#### [Figure collection entries]
○ ○ ○

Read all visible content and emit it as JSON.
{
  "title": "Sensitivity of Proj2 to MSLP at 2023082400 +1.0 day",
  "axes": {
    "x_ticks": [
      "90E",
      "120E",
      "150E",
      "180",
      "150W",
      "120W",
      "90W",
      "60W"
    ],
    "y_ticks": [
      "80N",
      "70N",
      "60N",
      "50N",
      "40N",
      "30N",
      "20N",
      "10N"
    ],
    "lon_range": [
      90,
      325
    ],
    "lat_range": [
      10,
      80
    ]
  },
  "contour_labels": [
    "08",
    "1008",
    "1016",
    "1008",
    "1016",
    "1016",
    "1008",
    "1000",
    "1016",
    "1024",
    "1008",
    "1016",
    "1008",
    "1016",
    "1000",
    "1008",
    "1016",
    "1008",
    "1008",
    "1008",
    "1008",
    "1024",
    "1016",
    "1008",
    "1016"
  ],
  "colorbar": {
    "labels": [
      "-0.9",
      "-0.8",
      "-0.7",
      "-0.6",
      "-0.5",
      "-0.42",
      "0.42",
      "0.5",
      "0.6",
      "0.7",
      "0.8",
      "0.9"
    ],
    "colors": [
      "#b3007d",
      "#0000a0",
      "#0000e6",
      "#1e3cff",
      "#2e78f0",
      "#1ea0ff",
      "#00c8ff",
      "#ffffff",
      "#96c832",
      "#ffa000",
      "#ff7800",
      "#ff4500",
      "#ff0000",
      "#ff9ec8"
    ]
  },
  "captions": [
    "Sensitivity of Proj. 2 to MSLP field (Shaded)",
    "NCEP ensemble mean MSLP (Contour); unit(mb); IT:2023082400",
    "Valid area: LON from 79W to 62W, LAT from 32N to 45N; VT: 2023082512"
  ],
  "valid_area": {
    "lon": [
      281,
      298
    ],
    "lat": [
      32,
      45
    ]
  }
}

○ ○ ○

Return each entry from above without altering a single character.

Read all visible content and emit it as JSON.
{
  "title": "Sensitivity of Proj2 to MSLP at 2023082400 +1.0 day",
  "axes": {
    "x_ticks": [
      "90E",
      "120E",
      "150E",
      "180",
      "150W",
      "120W",
      "90W",
      "60W"
    ],
    "y_ticks": [
      "80N",
      "70N",
      "60N",
      "50N",
      "40N",
      "30N",
      "20N",
      "10N"
    ],
    "lon_range": [
      90,
      325
    ],
    "lat_range": [
      10,
      80
    ]
  },
  "contour_labels": [
    "08",
    "1008",
    "1016",
    "1008",
    "1016",
    "1016",
    "1008",
    "1000",
    "1016",
    "1024",
    "1008",
    "1016",
    "1008",
    "1016",
    "1000",
    "1008",
    "1016",
    "1008",
    "1008",
    "1008",
    "1008",
    "1024",
    "1016",
    "1008",
    "1016"
  ],
  "colorbar": {
    "labels": [
      "-0.9",
      "-0.8",
      "-0.7",
      "-0.6",
      "-0.5",
      "-0.42",
      "0.42",
      "0.5",
      "0.6",
      "0.7",
      "0.8",
      "0.9"
    ],
    "colors": [
      "#b3007d",
      "#0000a0",
      "#0000e6",
      "#1e3cff",
      "#2e78f0",
      "#1ea0ff",
      "#00c8ff",
      "#ffffff",
      "#96c832",
      "#ffa000",
      "#ff7800",
      "#ff4500",
      "#ff0000",
      "#ff9ec8"
    ]
  },
  "captions": [
    "Sensitivity of Proj. 2 to MSLP field (Shaded)",
    "NCEP ensemble mean MSLP (Contour); unit(mb); IT:2023082400",
    "Valid area: LON from 79W to 62W, LAT from 32N to 45N; VT: 2023082512"
  ],
  "valid_area": {
    "lon": [
      281,
      298
    ],
    "lat": [
      32,
      45
    ]
  }
}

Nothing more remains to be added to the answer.